--- START Available data ---

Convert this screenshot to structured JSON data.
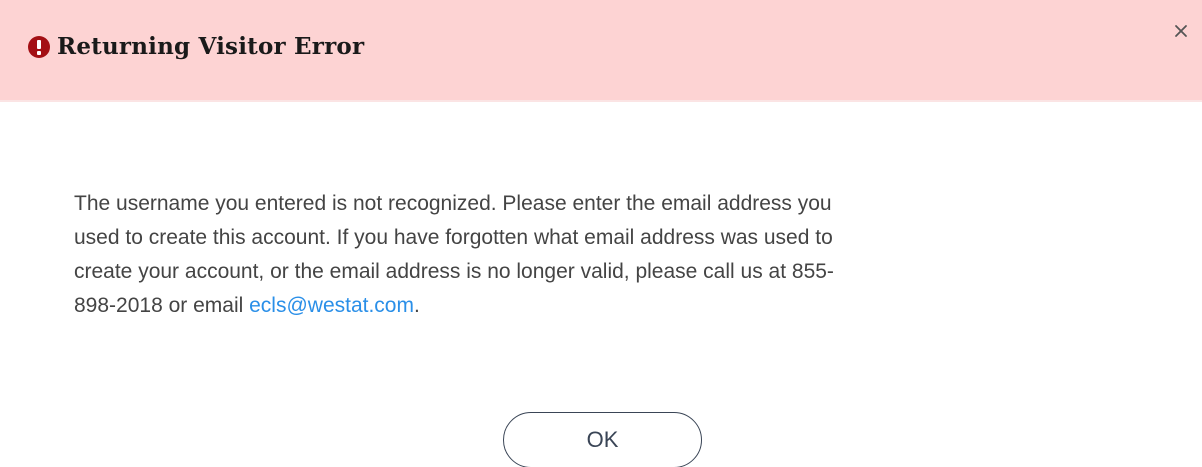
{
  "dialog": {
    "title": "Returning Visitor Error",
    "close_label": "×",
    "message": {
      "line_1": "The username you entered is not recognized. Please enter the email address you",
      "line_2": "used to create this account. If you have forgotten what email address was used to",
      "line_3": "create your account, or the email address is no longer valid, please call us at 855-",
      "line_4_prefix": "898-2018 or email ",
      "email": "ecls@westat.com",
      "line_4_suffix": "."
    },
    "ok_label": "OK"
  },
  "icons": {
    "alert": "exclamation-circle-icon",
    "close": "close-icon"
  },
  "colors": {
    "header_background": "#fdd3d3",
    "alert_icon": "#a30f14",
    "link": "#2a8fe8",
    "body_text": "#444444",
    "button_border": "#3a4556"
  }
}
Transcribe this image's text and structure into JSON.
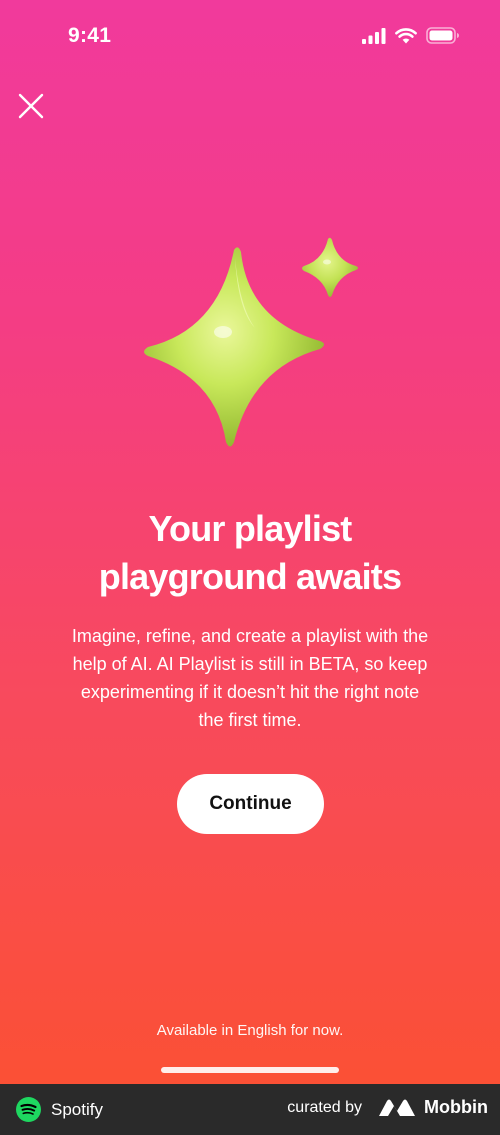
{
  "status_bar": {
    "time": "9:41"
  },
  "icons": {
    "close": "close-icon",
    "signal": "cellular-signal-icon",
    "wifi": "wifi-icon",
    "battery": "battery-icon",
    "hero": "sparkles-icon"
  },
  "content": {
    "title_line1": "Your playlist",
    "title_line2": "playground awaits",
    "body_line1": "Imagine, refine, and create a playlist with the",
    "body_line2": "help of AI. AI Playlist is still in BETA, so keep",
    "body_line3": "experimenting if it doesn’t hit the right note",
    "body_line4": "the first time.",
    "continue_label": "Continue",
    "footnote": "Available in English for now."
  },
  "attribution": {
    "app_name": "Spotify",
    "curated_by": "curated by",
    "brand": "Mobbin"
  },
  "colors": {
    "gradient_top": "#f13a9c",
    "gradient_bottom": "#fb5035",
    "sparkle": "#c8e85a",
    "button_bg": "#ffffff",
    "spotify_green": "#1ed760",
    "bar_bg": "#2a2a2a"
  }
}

--- END Available data ---
--- START Available data ---

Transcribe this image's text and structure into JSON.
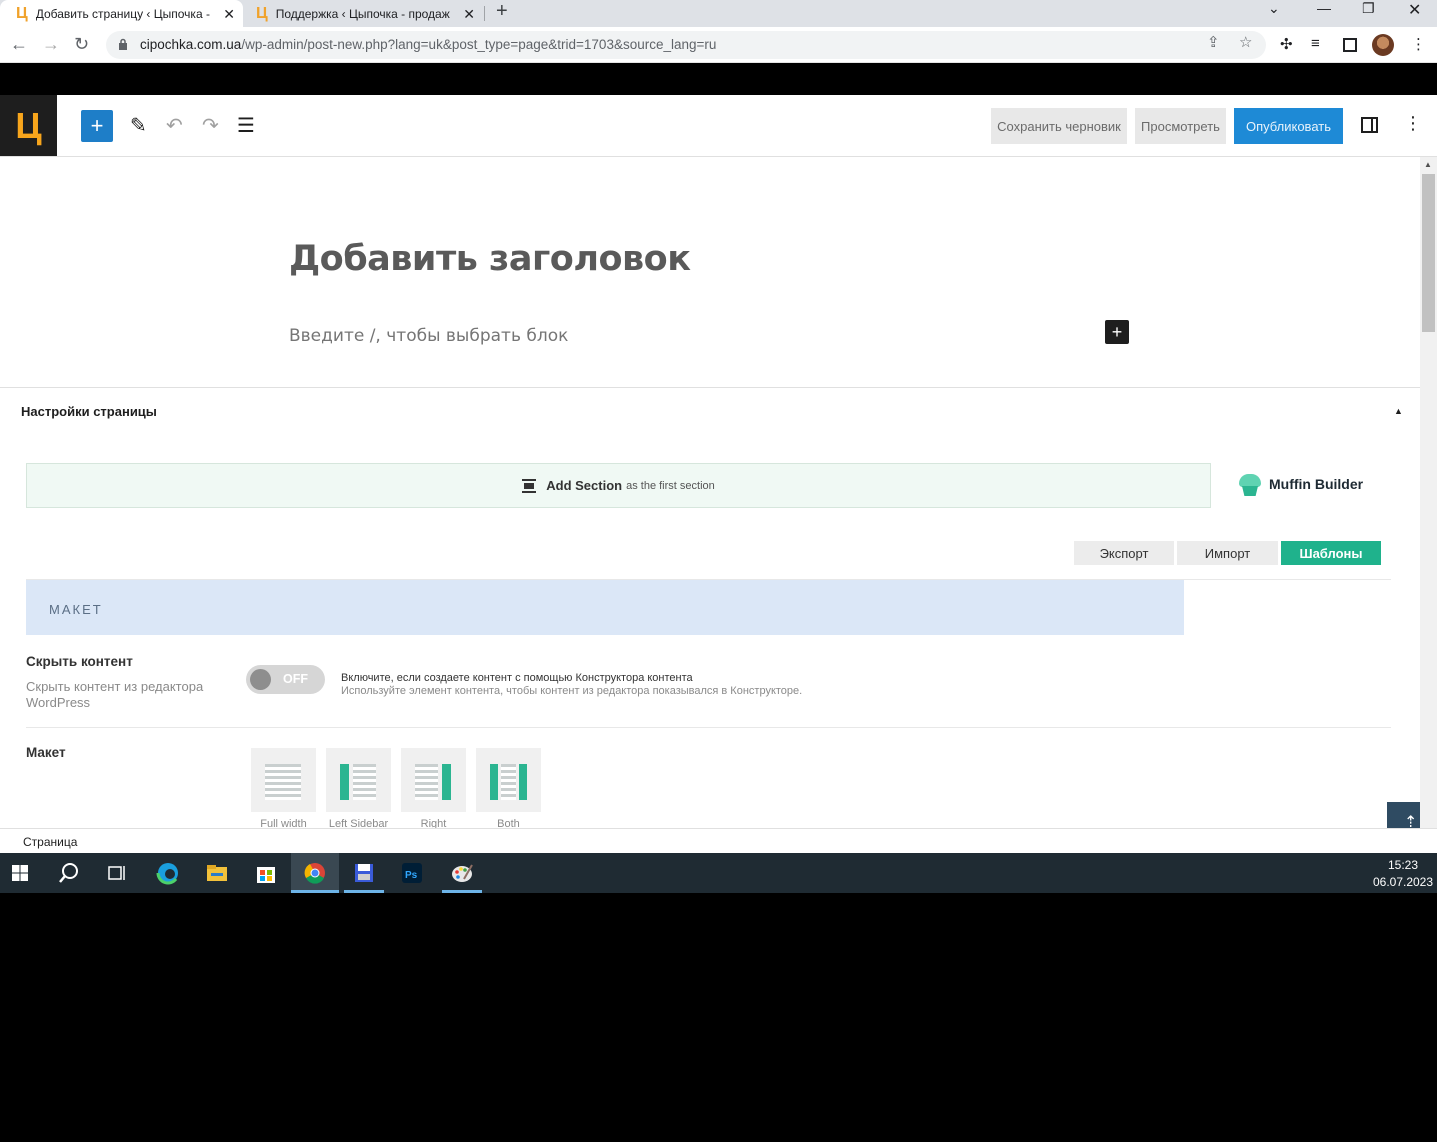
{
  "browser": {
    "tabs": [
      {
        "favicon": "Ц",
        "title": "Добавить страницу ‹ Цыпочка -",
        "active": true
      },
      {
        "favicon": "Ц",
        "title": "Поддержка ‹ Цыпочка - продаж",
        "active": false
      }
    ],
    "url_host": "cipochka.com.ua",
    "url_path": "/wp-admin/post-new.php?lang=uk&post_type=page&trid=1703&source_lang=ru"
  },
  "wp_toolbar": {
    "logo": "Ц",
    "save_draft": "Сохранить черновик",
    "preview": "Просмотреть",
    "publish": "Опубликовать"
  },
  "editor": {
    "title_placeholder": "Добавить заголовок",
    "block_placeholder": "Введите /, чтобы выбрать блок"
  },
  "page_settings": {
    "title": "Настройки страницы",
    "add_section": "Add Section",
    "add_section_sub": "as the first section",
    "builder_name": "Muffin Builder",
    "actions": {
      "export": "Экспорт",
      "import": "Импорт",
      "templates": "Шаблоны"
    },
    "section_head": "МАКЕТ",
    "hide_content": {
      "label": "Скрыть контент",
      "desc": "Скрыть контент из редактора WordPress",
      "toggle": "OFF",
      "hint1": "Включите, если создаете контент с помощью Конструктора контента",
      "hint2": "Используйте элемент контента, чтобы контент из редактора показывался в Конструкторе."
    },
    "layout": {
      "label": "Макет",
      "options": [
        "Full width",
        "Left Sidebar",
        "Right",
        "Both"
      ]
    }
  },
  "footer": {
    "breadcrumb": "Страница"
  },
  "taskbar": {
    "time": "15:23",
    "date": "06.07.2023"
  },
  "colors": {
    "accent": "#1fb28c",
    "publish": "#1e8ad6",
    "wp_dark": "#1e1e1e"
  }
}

--- END Available data ---

> [What you are asked to do]:
Out of the material above, gather each line where "Добавить" appears.

> [Exercise output]:
        "title": "Добавить страницу ‹ Цыпочка -",
    "title_placeholder": "Добавить заголовок",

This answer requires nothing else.